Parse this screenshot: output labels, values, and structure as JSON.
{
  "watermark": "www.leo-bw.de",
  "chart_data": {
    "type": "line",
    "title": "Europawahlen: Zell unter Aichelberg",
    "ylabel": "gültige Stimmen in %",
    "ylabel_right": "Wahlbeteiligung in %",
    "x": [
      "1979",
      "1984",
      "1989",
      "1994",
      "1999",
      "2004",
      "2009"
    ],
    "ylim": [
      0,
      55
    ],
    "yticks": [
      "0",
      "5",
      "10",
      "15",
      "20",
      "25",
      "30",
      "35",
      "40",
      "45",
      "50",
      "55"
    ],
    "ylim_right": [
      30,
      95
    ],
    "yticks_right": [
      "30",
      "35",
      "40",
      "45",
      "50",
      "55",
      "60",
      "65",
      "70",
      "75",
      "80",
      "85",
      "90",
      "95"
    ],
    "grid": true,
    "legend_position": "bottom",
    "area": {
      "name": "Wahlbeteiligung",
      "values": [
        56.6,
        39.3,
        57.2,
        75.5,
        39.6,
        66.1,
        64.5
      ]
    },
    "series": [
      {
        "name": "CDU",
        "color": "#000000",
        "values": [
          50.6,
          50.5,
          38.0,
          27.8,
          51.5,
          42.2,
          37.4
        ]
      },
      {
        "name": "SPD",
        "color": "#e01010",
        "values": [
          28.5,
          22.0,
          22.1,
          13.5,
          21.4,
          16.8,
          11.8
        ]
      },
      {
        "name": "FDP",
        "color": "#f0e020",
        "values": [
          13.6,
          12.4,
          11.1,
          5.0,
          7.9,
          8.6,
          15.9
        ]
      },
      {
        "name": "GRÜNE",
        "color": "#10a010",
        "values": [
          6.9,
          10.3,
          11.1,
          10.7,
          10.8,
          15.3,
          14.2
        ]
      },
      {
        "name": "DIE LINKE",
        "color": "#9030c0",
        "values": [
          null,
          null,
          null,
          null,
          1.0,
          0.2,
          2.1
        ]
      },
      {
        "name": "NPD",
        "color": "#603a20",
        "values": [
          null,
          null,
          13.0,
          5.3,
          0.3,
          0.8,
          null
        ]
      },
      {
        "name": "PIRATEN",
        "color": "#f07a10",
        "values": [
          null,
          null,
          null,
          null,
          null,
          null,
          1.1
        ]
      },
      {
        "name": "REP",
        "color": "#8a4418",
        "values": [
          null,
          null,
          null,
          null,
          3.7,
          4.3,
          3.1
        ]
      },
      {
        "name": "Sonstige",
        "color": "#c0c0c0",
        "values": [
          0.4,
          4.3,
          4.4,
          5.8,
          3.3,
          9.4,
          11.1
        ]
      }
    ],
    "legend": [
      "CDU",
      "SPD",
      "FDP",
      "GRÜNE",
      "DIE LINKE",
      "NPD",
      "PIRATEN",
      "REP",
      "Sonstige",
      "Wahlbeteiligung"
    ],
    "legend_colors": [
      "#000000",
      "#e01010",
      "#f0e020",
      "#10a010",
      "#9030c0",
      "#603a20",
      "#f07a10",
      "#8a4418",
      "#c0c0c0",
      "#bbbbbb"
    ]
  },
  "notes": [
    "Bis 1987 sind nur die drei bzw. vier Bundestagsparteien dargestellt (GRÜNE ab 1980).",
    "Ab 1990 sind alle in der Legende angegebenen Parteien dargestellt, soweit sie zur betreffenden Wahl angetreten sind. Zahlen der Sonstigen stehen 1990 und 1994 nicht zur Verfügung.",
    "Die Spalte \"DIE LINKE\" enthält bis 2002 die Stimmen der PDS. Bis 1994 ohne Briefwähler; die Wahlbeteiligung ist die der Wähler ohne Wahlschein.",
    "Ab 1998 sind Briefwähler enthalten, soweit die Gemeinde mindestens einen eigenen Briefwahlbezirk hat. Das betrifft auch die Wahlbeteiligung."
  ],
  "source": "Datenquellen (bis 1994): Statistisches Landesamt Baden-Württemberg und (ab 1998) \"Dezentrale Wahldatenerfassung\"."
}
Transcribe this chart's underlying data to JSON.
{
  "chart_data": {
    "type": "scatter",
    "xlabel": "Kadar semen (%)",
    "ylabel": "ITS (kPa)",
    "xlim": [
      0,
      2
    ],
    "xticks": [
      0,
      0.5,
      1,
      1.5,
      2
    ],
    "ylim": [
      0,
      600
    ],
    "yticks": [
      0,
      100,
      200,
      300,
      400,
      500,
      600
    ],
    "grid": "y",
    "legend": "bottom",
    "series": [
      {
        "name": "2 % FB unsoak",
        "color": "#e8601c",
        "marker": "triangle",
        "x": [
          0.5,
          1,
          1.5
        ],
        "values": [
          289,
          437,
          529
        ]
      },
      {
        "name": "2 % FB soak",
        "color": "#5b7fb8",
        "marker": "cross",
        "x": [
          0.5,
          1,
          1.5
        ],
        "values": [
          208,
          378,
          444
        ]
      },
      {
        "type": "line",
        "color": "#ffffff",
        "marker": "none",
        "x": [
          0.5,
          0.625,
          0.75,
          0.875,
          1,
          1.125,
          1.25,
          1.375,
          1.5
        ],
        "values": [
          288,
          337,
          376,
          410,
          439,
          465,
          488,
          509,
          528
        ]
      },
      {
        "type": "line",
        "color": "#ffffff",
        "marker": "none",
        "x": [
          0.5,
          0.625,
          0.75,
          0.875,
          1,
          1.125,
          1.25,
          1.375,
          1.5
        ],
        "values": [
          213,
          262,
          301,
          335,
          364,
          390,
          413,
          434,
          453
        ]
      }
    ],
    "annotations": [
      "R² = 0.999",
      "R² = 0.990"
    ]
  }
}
^^^^^^^^
> _Required work_: Copy the records above exactly as they appear.

> _The solution_:
Parse this screenshot: output labels, values, and structure as JSON.
{
  "watermark": "www.leo-bw.de",
  "chart_data": {
    "type": "line",
    "title": "Europawahlen: Zell unter Aichelberg",
    "ylabel": "gültige Stimmen in %",
    "ylabel_right": "Wahlbeteiligung in %",
    "x": [
      "1979",
      "1984",
      "1989",
      "1994",
      "1999",
      "2004",
      "2009"
    ],
    "ylim": [
      0,
      55
    ],
    "yticks": [
      "0",
      "5",
      "10",
      "15",
      "20",
      "25",
      "30",
      "35",
      "40",
      "45",
      "50",
      "55"
    ],
    "ylim_right": [
      30,
      95
    ],
    "yticks_right": [
      "30",
      "35",
      "40",
      "45",
      "50",
      "55",
      "60",
      "65",
      "70",
      "75",
      "80",
      "85",
      "90",
      "95"
    ],
    "grid": true,
    "legend_position": "bottom",
    "area": {
      "name": "Wahlbeteiligung",
      "values": [
        56.6,
        39.3,
        57.2,
        75.5,
        39.6,
        66.1,
        64.5
      ]
    },
    "series": [
      {
        "name": "CDU",
        "color": "#000000",
        "values": [
          50.6,
          50.5,
          38.0,
          27.8,
          51.5,
          42.2,
          37.4
        ]
      },
      {
        "name": "SPD",
        "color": "#e01010",
        "values": [
          28.5,
          22.0,
          22.1,
          13.5,
          21.4,
          16.8,
          11.8
        ]
      },
      {
        "name": "FDP",
        "color": "#f0e020",
        "values": [
          13.6,
          12.4,
          11.1,
          5.0,
          7.9,
          8.6,
          15.9
        ]
      },
      {
        "name": "GRÜNE",
        "color": "#10a010",
        "values": [
          6.9,
          10.3,
          11.1,
          10.7,
          10.8,
          15.3,
          14.2
        ]
      },
      {
        "name": "DIE LINKE",
        "color": "#9030c0",
        "values": [
          null,
          null,
          null,
          null,
          1.0,
          0.2,
          2.1
        ]
      },
      {
        "name": "NPD",
        "color": "#603a20",
        "values": [
          null,
          null,
          13.0,
          5.3,
          0.3,
          0.8,
          null
        ]
      },
      {
        "name": "PIRATEN",
        "color": "#f07a10",
        "values": [
          null,
          null,
          null,
          null,
          null,
          null,
          1.1
        ]
      },
      {
        "name": "REP",
        "color": "#8a4418",
        "values": [
          null,
          null,
          null,
          null,
          3.7,
          4.3,
          3.1
        ]
      },
      {
        "name": "Sonstige",
        "color": "#c0c0c0",
        "values": [
          0.4,
          4.3,
          4.4,
          5.8,
          3.3,
          9.4,
          11.1
        ]
      }
    ],
    "legend": [
      "CDU",
      "SPD",
      "FDP",
      "GRÜNE",
      "DIE LINKE",
      "NPD",
      "PIRATEN",
      "REP",
      "Sonstige",
      "Wahlbeteiligung"
    ],
    "legend_colors": [
      "#000000",
      "#e01010",
      "#f0e020",
      "#10a010",
      "#9030c0",
      "#603a20",
      "#f07a10",
      "#8a4418",
      "#c0c0c0",
      "#bbbbbb"
    ]
  },
  "notes": [
    "Bis 1987 sind nur die drei bzw. vier Bundestagsparteien dargestellt (GRÜNE ab 1980).",
    "Ab 1990 sind alle in der Legende angegebenen Parteien dargestellt, soweit sie zur betreffenden Wahl angetreten sind. Zahlen der Sonstigen stehen 1990 und 1994 nicht zur Verfügung.",
    "Die Spalte \"DIE LINKE\" enthält bis 2002 die Stimmen der PDS. Bis 1994 ohne Briefwähler; die Wahlbeteiligung ist die der Wähler ohne Wahlschein.",
    "Ab 1998 sind Briefwähler enthalten, soweit die Gemeinde mindestens einen eigenen Briefwahlbezirk hat. Das betrifft auch die Wahlbeteiligung."
  ],
  "source": "Datenquellen (bis 1994): Statistisches Landesamt Baden-Württemberg und (ab 1998) \"Dezentrale Wahldatenerfassung\"."
}
Transcribe this chart's underlying data to JSON.
{
  "chart_data": {
    "type": "scatter",
    "xlabel": "Kadar semen (%)",
    "ylabel": "ITS (kPa)",
    "xlim": [
      0,
      2
    ],
    "xticks": [
      0,
      0.5,
      1,
      1.5,
      2
    ],
    "ylim": [
      0,
      600
    ],
    "yticks": [
      0,
      100,
      200,
      300,
      400,
      500,
      600
    ],
    "grid": "y",
    "legend": "bottom",
    "series": [
      {
        "name": "2 % FB unsoak",
        "color": "#e8601c",
        "marker": "triangle",
        "x": [
          0.5,
          1,
          1.5
        ],
        "values": [
          289,
          437,
          529
        ]
      },
      {
        "name": "2 % FB soak",
        "color": "#5b7fb8",
        "marker": "cross",
        "x": [
          0.5,
          1,
          1.5
        ],
        "values": [
          208,
          378,
          444
        ]
      },
      {
        "type": "line",
        "color": "#ffffff",
        "marker": "none",
        "x": [
          0.5,
          0.625,
          0.75,
          0.875,
          1,
          1.125,
          1.25,
          1.375,
          1.5
        ],
        "values": [
          288,
          337,
          376,
          410,
          439,
          465,
          488,
          509,
          528
        ]
      },
      {
        "type": "line",
        "color": "#ffffff",
        "marker": "none",
        "x": [
          0.5,
          0.625,
          0.75,
          0.875,
          1,
          1.125,
          1.25,
          1.375,
          1.5
        ],
        "values": [
          213,
          262,
          301,
          335,
          364,
          390,
          413,
          434,
          453
        ]
      }
    ],
    "annotations": [
      "R² = 0.999",
      "R² = 0.990"
    ]
  }
}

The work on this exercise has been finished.